**REQUEST**
In the records that follow, locate every line with "Merupakan" and extract it.

Dataset items:
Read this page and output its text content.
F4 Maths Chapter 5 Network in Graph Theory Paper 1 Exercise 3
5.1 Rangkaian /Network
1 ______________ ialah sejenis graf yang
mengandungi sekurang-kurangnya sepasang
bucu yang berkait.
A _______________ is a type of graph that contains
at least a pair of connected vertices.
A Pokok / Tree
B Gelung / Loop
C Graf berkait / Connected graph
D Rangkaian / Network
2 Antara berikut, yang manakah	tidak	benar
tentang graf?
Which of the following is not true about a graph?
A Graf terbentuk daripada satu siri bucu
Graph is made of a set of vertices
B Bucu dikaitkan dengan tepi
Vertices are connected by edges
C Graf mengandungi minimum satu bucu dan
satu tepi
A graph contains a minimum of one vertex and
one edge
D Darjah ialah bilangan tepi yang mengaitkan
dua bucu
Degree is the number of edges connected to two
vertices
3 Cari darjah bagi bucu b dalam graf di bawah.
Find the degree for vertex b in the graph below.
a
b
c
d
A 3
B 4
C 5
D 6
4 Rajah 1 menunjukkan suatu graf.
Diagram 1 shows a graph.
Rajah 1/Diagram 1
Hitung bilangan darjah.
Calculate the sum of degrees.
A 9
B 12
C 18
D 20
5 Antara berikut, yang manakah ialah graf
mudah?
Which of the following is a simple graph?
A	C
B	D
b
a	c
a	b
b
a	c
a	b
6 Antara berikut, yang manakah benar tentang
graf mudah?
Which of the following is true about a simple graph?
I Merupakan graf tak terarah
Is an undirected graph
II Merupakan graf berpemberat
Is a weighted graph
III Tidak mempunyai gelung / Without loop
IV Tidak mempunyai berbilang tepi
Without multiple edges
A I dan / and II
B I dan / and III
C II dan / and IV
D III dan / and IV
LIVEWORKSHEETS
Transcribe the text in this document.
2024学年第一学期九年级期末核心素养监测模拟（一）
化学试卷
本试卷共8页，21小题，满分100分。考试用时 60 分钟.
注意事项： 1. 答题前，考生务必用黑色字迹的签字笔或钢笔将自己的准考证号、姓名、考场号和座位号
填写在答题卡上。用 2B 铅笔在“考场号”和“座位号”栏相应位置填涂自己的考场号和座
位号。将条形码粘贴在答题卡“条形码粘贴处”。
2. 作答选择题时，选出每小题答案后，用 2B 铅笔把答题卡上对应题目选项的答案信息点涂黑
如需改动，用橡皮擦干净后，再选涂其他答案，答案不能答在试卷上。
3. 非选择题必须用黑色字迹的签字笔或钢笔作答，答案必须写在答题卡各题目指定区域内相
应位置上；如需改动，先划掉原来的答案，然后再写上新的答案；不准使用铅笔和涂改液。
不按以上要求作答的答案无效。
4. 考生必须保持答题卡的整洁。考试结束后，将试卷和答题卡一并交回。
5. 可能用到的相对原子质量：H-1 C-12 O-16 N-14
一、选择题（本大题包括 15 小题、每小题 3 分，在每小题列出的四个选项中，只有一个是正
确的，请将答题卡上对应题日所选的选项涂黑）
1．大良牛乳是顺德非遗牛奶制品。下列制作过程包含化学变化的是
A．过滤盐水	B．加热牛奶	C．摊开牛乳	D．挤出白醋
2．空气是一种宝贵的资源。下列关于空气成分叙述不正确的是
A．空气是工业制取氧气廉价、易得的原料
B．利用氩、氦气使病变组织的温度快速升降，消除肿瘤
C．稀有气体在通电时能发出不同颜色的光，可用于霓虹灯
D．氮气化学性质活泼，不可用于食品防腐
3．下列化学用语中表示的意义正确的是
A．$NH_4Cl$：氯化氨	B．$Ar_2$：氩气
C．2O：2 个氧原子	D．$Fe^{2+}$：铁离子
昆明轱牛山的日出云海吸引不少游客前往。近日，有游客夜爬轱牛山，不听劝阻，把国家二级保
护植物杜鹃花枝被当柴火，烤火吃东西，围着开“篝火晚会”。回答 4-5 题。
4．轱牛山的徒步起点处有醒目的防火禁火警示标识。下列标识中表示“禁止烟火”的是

**THE SOLUTION**
I Merupakan graf tak terarah
II Merupakan graf berpemberat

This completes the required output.